START RECORD EXTRACTS
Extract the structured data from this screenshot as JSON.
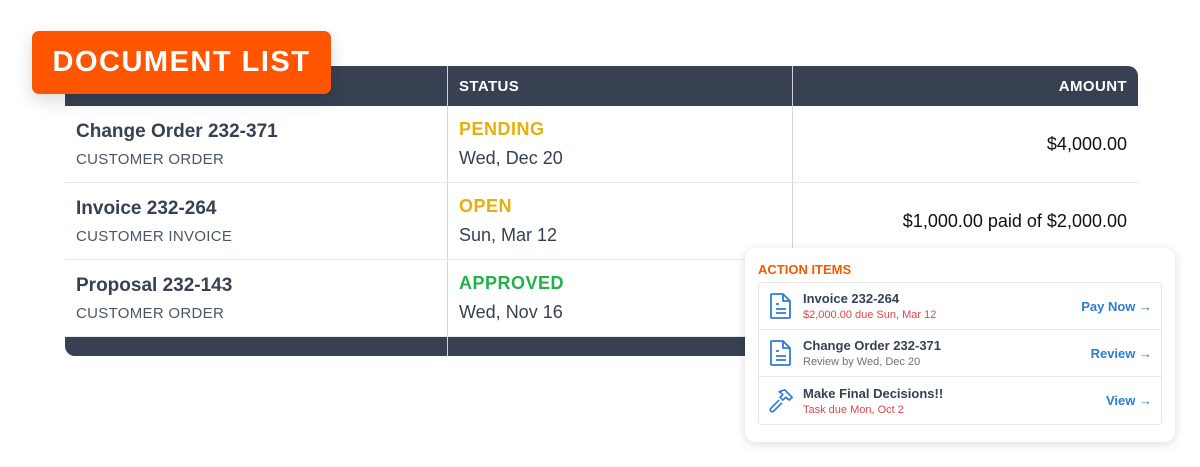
{
  "badge": "DOCUMENT LIST",
  "table": {
    "headers": [
      "",
      "STATUS",
      "AMOUNT"
    ],
    "rows": [
      {
        "name": "Change Order 232-371",
        "type": "CUSTOMER ORDER",
        "status": "PENDING",
        "status_color": "#e5b00c",
        "date": "Wed, Dec 20",
        "amount": "$4,000.00"
      },
      {
        "name": "Invoice 232-264",
        "type": "CUSTOMER INVOICE",
        "status": "OPEN",
        "status_color": "#e5b00c",
        "date": "Sun, Mar 12",
        "amount": "$1,000.00 paid of $2,000.00"
      },
      {
        "name": "Proposal 232-143",
        "type": "CUSTOMER ORDER",
        "status": "APPROVED",
        "status_color": "#22b14c",
        "date": "Wed, Nov 16",
        "amount": ""
      }
    ]
  },
  "action_items": {
    "title": "ACTION ITEMS",
    "items": [
      {
        "icon": "document-icon",
        "title": "Invoice 232-264",
        "subtitle": "$2,000.00 due  Sun, Mar 12",
        "subtitle_color": "#e0454a",
        "action": "Pay Now →"
      },
      {
        "icon": "document-icon",
        "title": "Change Order 232-371",
        "subtitle": "Review by Wed, Dec 20",
        "subtitle_color": "#6b7280",
        "action": "Review →"
      },
      {
        "icon": "hammer-icon",
        "title": "Make Final Decisions!!",
        "subtitle": "Task due Mon, Oct 2",
        "subtitle_color": "#e0454a",
        "action": "View →"
      }
    ]
  }
}
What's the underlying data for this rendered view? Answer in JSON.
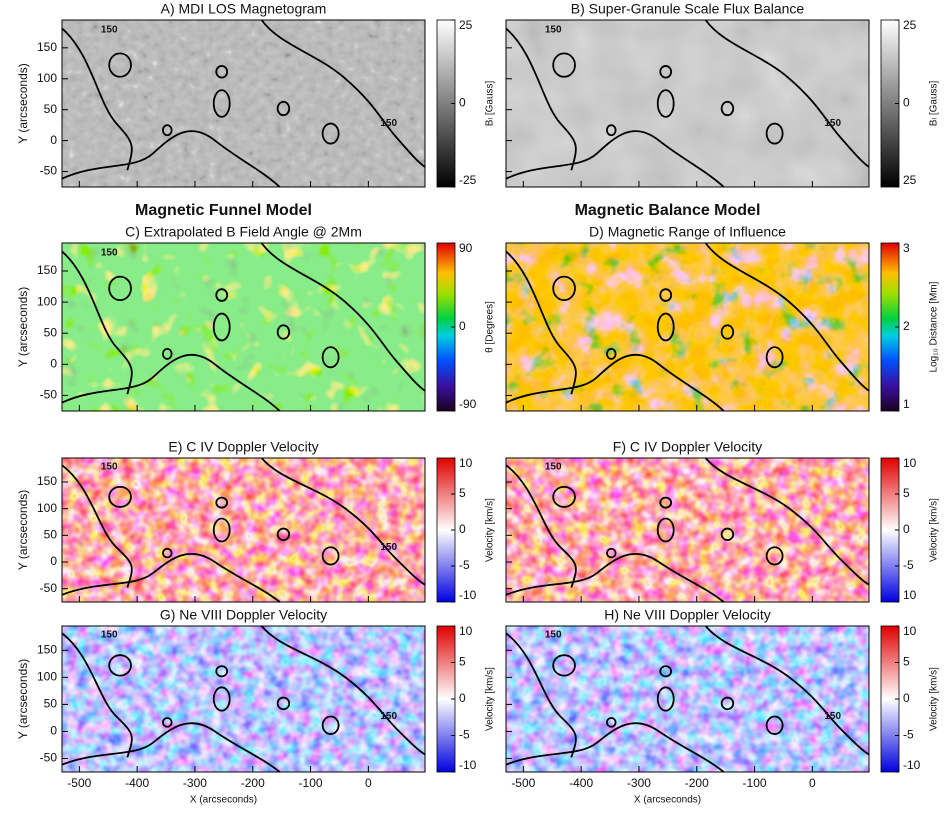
{
  "section_headers": [
    "Magnetic Funnel Model",
    "Magnetic Balance Model"
  ],
  "y_axis": {
    "label": "Y (arcseconds)",
    "ticks": [
      -50,
      0,
      50,
      100,
      150
    ],
    "lim": [
      -75,
      195
    ]
  },
  "x_axis": {
    "label": "X (arcseconds)",
    "ticks": [
      -500,
      -400,
      -300,
      -200,
      -100,
      0
    ],
    "lim": [
      -530,
      98
    ]
  },
  "panels": [
    {
      "title": "A) MDI LOS Magnetogram",
      "colormap": "gray",
      "colorbar_label": "Bₗ [Gauss]",
      "colorbar_lim": [
        -25,
        25
      ],
      "colorbar_ticks": [
        25,
        0,
        -25
      ],
      "contour_labels": [
        "150",
        "150"
      ]
    },
    {
      "title": "B) Super-Granule Scale Flux Balance",
      "colormap": "graysmooth",
      "colorbar_label": "Bₗ [Gauss]",
      "colorbar_lim": [
        -25,
        25
      ],
      "colorbar_ticks": [
        25,
        0,
        {
          "value": -25,
          "label": "25"
        }
      ],
      "contour_labels": [
        "150",
        "150"
      ]
    },
    {
      "title": "C) Extrapolated B Field Angle @ 2Mm",
      "colormap": "angle",
      "colorbar_label": "θ [Degrees]",
      "colorbar_lim": [
        -90,
        90
      ],
      "colorbar_ticks": [
        90,
        0,
        -90
      ],
      "contour_labels": [
        "150"
      ]
    },
    {
      "title": "D) Magnetic Range of Influence",
      "colormap": "range",
      "colorbar_label": "Log₁₀ Distance [Mm]",
      "colorbar_lim": [
        1,
        3
      ],
      "colorbar_ticks": [
        3,
        2,
        1
      ],
      "contour_labels": []
    },
    {
      "title": "E) C IV Doppler Velocity",
      "colormap": "red",
      "colorbar_label": "Velocity [km/s]",
      "colorbar_lim": [
        -10,
        10
      ],
      "colorbar_ticks": [
        10,
        5,
        0,
        -5,
        -10
      ],
      "contour_labels": [
        "150",
        "150"
      ]
    },
    {
      "title": "F) C IV Doppler Velocity",
      "colormap": "red",
      "colorbar_label": "Velocity [km/s]",
      "colorbar_lim": [
        -10,
        10
      ],
      "colorbar_ticks": [
        10,
        5,
        0,
        -5,
        {
          "value": -10,
          "label": "10"
        }
      ],
      "contour_labels": [
        "150"
      ]
    },
    {
      "title": "G) Ne VIII Doppler Velocity",
      "colormap": "blue",
      "colorbar_label": "Velocity [km/s]",
      "colorbar_lim": [
        -10,
        10
      ],
      "colorbar_ticks": [
        10,
        5,
        0,
        -5,
        -10
      ],
      "contour_labels": [
        "150",
        "150"
      ]
    },
    {
      "title": "H) Ne VIII Doppler Velocity",
      "colormap": "blue",
      "colorbar_label": "Velocity [km/s]",
      "colorbar_lim": [
        -10,
        10
      ],
      "colorbar_ticks": [
        10,
        5,
        0,
        -5,
        -10
      ],
      "contour_labels": [
        "150",
        "150"
      ]
    }
  ]
}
END RECORD EXTRACTS
- CHALLENGE -
Your task is to transcribe all of the records precisely, with no images included.

- FULL ANSWER -
Extract the structured data from this screenshot as JSON.
{
  "badge": "DOCUMENT LIST",
  "table": {
    "headers": [
      "",
      "STATUS",
      "AMOUNT"
    ],
    "rows": [
      {
        "name": "Change Order 232-371",
        "type": "CUSTOMER ORDER",
        "status": "PENDING",
        "status_color": "#e5b00c",
        "date": "Wed, Dec 20",
        "amount": "$4,000.00"
      },
      {
        "name": "Invoice 232-264",
        "type": "CUSTOMER INVOICE",
        "status": "OPEN",
        "status_color": "#e5b00c",
        "date": "Sun, Mar 12",
        "amount": "$1,000.00 paid of $2,000.00"
      },
      {
        "name": "Proposal 232-143",
        "type": "CUSTOMER ORDER",
        "status": "APPROVED",
        "status_color": "#22b14c",
        "date": "Wed, Nov 16",
        "amount": ""
      }
    ]
  },
  "action_items": {
    "title": "ACTION ITEMS",
    "items": [
      {
        "icon": "document-icon",
        "title": "Invoice 232-264",
        "subtitle": "$2,000.00 due  Sun, Mar 12",
        "subtitle_color": "#e0454a",
        "action": "Pay Now →"
      },
      {
        "icon": "document-icon",
        "title": "Change Order 232-371",
        "subtitle": "Review by Wed, Dec 20",
        "subtitle_color": "#6b7280",
        "action": "Review →"
      },
      {
        "icon": "hammer-icon",
        "title": "Make Final Decisions!!",
        "subtitle": "Task due Mon, Oct 2",
        "subtitle_color": "#e0454a",
        "action": "View →"
      }
    ]
  }
}
What's the underlying data for this rendered view? Answer in JSON.
{
  "section_headers": [
    "Magnetic Funnel Model",
    "Magnetic Balance Model"
  ],
  "y_axis": {
    "label": "Y (arcseconds)",
    "ticks": [
      -50,
      0,
      50,
      100,
      150
    ],
    "lim": [
      -75,
      195
    ]
  },
  "x_axis": {
    "label": "X (arcseconds)",
    "ticks": [
      -500,
      -400,
      -300,
      -200,
      -100,
      0
    ],
    "lim": [
      -530,
      98
    ]
  },
  "panels": [
    {
      "title": "A) MDI LOS Magnetogram",
      "colormap": "gray",
      "colorbar_label": "Bₗ [Gauss]",
      "colorbar_lim": [
        -25,
        25
      ],
      "colorbar_ticks": [
        25,
        0,
        -25
      ],
      "contour_labels": [
        "150",
        "150"
      ]
    },
    {
      "title": "B) Super-Granule Scale Flux Balance",
      "colormap": "graysmooth",
      "colorbar_label": "Bₗ [Gauss]",
      "colorbar_lim": [
        -25,
        25
      ],
      "colorbar_ticks": [
        25,
        0,
        {
          "value": -25,
          "label": "25"
        }
      ],
      "contour_labels": [
        "150",
        "150"
      ]
    },
    {
      "title": "C) Extrapolated B Field Angle @ 2Mm",
      "colormap": "angle",
      "colorbar_label": "θ [Degrees]",
      "colorbar_lim": [
        -90,
        90
      ],
      "colorbar_ticks": [
        90,
        0,
        -90
      ],
      "contour_labels": [
        "150"
      ]
    },
    {
      "title": "D) Magnetic Range of Influence",
      "colormap": "range",
      "colorbar_label": "Log₁₀ Distance [Mm]",
      "colorbar_lim": [
        1,
        3
      ],
      "colorbar_ticks": [
        3,
        2,
        1
      ],
      "contour_labels": []
    },
    {
      "title": "E) C IV Doppler Velocity",
      "colormap": "red",
      "colorbar_label": "Velocity [km/s]",
      "colorbar_lim": [
        -10,
        10
      ],
      "colorbar_ticks": [
        10,
        5,
        0,
        -5,
        -10
      ],
      "contour_labels": [
        "150",
        "150"
      ]
    },
    {
      "title": "F) C IV Doppler Velocity",
      "colormap": "red",
      "colorbar_label": "Velocity [km/s]",
      "colorbar_lim": [
        -10,
        10
      ],
      "colorbar_ticks": [
        10,
        5,
        0,
        -5,
        {
          "value": -10,
          "label": "10"
        }
      ],
      "contour_labels": [
        "150"
      ]
    },
    {
      "title": "G) Ne VIII Doppler Velocity",
      "colormap": "blue",
      "colorbar_label": "Velocity [km/s]",
      "colorbar_lim": [
        -10,
        10
      ],
      "colorbar_ticks": [
        10,
        5,
        0,
        -5,
        -10
      ],
      "contour_labels": [
        "150",
        "150"
      ]
    },
    {
      "title": "H) Ne VIII Doppler Velocity",
      "colormap": "blue",
      "colorbar_label": "Velocity [km/s]",
      "colorbar_lim": [
        -10,
        10
      ],
      "colorbar_ticks": [
        10,
        5,
        0,
        -5,
        -10
      ],
      "contour_labels": [
        "150",
        "150"
      ]
    }
  ]
}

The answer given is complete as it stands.